# 短い問題 A
ナポリ周辺の島々を紹介する抜粋によると、ニシダ島は現在何になっていますか。

# 出典抜粋
·····

天使たちの西洋美術

美術、イタリア、読書を愛する西洋美術研究者SSの思ったこと

【イタリアの街】ナポリ周辺:古代の夢と島

2018年9月27〜28日(六、七日目)

 

残り二日のナポリをどう過ごすか、【提案2】はお天気が悪かったら却下、だって外を歩く内容だから。

 

Palazzo degli Spiriti

 

ナポリの周辺には素晴らしい島がいくつもあり、古代から理想の休暇場所と考えられてきました。古代ローマの有名人たちの別荘などがあったのが分かっています。

 

Nisida

 

ニシダ(どうしても西田と変換)島では紀元前44年にブルータスがカエサルの暗殺を練りました。ブルータスの自慢の別荘があった場所です。そんな素晴らしい島は現在少年刑務所で、一般には行くことができません。刑務所にも色々あるな〜。カプリ島にはティベルティウスやアウグストゥス等皇帝の別荘がありました。今は壮絶な休暇用観光地です。ガイオーラ島にも古代ローマ帝政期にいくつもの別荘がありました。

 

Gaiola

 

で私が考えているのは、カプリなどナポリからポジターノアマルフィ方面ではなく、反対にポジッリポの向こう側です。

 

Procida

 

プロチダ島です。ディズニーランドでしょうか?いや本物です。新しく作ったわけではありません。奥にはもっと大きくて有名なイスキア島もあります。イタリア旅行でカラフルな家って言うと、チンクエテッレを思い出す人が多いのはなぜでしょう?旅行代理店の仕業に違いありません。だってイタリアには、あっちこっちにカラフルなお家の群れ風景があるのだから。

·····

# データ部分
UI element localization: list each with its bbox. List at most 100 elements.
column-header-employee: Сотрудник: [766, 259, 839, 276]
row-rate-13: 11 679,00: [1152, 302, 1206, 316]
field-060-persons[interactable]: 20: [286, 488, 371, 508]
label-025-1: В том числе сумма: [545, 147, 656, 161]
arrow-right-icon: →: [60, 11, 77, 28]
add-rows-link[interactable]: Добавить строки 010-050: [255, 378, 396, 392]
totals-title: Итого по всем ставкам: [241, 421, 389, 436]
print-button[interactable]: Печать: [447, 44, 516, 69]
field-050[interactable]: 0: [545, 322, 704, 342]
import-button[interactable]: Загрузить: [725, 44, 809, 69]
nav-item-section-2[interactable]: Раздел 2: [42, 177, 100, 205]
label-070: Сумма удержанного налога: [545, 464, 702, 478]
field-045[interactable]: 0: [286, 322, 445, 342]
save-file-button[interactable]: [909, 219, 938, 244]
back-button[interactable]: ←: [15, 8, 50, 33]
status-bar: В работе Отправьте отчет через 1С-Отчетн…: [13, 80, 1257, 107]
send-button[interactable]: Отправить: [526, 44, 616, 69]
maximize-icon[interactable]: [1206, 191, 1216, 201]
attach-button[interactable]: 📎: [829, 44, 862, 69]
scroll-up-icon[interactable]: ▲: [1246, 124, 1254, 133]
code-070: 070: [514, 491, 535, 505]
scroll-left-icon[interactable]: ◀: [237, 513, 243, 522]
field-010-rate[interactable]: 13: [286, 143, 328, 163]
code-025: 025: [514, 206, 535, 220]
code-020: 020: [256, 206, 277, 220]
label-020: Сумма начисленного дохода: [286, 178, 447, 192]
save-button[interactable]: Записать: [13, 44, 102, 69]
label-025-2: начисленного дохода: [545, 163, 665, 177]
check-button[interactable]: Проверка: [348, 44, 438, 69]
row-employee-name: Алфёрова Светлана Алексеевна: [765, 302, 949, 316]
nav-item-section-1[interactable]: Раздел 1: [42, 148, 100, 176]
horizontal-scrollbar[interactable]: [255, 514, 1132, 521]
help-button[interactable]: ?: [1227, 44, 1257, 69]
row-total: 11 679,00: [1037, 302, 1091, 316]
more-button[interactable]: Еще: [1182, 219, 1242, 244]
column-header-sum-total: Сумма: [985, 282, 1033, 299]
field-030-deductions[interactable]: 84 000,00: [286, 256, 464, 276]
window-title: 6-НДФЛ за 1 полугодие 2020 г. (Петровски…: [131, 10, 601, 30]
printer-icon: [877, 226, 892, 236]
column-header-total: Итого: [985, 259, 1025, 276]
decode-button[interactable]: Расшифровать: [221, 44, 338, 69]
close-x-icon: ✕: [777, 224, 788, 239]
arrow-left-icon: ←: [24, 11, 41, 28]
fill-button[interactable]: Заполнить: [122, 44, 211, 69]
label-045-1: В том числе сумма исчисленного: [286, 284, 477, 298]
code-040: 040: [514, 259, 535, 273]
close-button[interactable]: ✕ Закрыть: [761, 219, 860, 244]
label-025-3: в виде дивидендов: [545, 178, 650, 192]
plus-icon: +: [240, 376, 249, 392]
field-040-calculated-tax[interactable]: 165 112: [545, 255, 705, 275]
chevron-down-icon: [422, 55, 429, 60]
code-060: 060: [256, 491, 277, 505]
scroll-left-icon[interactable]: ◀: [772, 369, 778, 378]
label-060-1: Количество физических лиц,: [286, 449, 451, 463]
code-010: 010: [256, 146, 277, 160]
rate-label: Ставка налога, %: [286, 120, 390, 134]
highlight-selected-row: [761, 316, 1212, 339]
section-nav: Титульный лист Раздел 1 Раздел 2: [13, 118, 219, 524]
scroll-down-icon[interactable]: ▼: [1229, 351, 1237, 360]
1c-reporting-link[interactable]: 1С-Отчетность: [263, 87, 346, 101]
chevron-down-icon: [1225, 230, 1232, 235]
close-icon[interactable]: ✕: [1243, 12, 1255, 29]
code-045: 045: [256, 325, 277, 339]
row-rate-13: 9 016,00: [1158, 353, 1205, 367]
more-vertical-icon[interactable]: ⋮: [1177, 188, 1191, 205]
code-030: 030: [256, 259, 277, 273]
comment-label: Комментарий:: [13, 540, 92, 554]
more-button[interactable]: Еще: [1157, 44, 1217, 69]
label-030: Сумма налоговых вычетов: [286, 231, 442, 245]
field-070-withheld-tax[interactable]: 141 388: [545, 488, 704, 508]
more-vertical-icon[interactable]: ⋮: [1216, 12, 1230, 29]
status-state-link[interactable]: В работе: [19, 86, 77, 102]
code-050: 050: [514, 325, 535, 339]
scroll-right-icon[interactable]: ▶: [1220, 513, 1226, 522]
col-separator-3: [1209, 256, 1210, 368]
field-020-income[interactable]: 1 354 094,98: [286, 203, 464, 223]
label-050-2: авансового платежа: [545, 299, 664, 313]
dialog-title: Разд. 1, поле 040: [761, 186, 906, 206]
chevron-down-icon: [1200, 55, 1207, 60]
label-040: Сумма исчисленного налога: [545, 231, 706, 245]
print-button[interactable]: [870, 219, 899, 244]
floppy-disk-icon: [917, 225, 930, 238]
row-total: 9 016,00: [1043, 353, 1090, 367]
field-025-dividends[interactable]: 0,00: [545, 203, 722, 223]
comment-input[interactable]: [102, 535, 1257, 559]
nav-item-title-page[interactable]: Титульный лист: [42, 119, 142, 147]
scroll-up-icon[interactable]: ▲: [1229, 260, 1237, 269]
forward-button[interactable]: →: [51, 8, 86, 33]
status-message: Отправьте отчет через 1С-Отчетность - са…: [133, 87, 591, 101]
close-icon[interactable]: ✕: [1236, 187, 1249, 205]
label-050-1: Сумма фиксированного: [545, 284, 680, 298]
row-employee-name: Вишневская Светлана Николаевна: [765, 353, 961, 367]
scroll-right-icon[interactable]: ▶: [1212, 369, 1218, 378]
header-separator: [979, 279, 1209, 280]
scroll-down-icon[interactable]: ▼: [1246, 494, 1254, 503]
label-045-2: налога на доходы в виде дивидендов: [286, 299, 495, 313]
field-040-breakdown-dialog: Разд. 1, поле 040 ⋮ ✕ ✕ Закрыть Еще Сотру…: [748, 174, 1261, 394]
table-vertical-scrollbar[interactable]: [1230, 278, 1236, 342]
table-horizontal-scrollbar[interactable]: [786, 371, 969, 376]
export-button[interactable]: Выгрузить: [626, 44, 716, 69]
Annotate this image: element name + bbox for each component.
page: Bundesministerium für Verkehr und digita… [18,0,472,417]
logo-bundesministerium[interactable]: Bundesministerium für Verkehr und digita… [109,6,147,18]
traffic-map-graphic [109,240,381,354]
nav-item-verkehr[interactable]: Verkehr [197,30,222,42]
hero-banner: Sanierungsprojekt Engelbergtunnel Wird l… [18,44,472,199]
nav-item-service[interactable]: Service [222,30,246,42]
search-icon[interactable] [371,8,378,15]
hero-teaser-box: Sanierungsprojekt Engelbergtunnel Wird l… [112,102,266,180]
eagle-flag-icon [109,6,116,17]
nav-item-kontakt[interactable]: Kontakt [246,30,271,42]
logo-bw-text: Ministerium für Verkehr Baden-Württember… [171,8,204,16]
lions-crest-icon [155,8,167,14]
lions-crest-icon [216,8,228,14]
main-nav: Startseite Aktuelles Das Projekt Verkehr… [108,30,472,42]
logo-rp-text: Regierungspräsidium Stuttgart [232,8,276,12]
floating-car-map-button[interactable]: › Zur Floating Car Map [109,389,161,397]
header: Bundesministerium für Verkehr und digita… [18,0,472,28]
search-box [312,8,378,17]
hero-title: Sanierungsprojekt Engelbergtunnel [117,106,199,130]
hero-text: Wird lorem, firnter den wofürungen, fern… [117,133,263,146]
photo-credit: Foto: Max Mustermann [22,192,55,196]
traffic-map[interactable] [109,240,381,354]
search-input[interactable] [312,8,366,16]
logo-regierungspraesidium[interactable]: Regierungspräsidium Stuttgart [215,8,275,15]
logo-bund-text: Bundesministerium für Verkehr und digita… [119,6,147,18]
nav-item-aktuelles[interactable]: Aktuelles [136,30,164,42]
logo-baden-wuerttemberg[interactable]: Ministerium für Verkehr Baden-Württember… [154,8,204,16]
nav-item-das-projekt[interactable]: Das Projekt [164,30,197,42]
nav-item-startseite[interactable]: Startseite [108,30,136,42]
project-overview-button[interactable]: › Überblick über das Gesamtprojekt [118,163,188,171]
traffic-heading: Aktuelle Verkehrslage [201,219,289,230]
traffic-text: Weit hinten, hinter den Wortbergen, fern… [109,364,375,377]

·····

# 短い問題 B
リストのうち、「dialog」という文字列を含む行をすべて見つけ出し、一行も漏らさず書き写してください。

# 完全な解答 A
現在は少年刑務所になっており、一般の人は立ち入ることができません。

# 完全な解答 B
dialog-title: Разд. 1, поле 040: [761, 186, 906, 206]
field-040-breakdown-dialog: Разд. 1, поле 040 ⋮ ✕ ✕ Закрыть Еще Сотру…: [748, 174, 1261, 394]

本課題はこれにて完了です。